▸ **WRITTEN INSTRUCTION**: Quote all entries in full, exactly.

Rows from a dataset
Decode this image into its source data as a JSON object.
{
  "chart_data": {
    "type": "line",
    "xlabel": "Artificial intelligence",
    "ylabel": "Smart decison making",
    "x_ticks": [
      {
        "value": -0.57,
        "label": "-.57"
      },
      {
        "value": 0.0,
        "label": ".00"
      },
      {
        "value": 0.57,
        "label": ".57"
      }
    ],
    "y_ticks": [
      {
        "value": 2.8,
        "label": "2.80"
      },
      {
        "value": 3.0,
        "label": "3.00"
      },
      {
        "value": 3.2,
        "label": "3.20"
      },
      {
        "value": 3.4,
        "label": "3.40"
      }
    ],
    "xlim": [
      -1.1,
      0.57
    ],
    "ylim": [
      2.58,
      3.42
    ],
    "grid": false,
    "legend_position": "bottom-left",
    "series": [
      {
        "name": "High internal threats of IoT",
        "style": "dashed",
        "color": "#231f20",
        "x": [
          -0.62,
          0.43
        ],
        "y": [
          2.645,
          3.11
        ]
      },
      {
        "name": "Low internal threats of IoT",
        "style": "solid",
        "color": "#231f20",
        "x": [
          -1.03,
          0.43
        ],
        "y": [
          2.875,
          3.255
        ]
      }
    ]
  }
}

▸ **TASK OUTPUT**:
Decode this image into its source data as a JSON object.
{
  "chart_data": {
    "type": "line",
    "xlabel": "Artificial intelligence",
    "ylabel": "Smart decison making",
    "x_ticks": [
      {
        "value": -0.57,
        "label": "-.57"
      },
      {
        "value": 0.0,
        "label": ".00"
      },
      {
        "value": 0.57,
        "label": ".57"
      }
    ],
    "y_ticks": [
      {
        "value": 2.8,
        "label": "2.80"
      },
      {
        "value": 3.0,
        "label": "3.00"
      },
      {
        "value": 3.2,
        "label": "3.20"
      },
      {
        "value": 3.4,
        "label": "3.40"
      }
    ],
    "xlim": [
      -1.1,
      0.57
    ],
    "ylim": [
      2.58,
      3.42
    ],
    "grid": false,
    "legend_position": "bottom-left",
    "series": [
      {
        "name": "High internal threats of IoT",
        "style": "dashed",
        "color": "#231f20",
        "x": [
          -0.62,
          0.43
        ],
        "y": [
          2.645,
          3.11
        ]
      },
      {
        "name": "Low internal threats of IoT",
        "style": "solid",
        "color": "#231f20",
        "x": [
          -1.03,
          0.43
        ],
        "y": [
          2.875,
          3.255
        ]
      }
    ]
  }
}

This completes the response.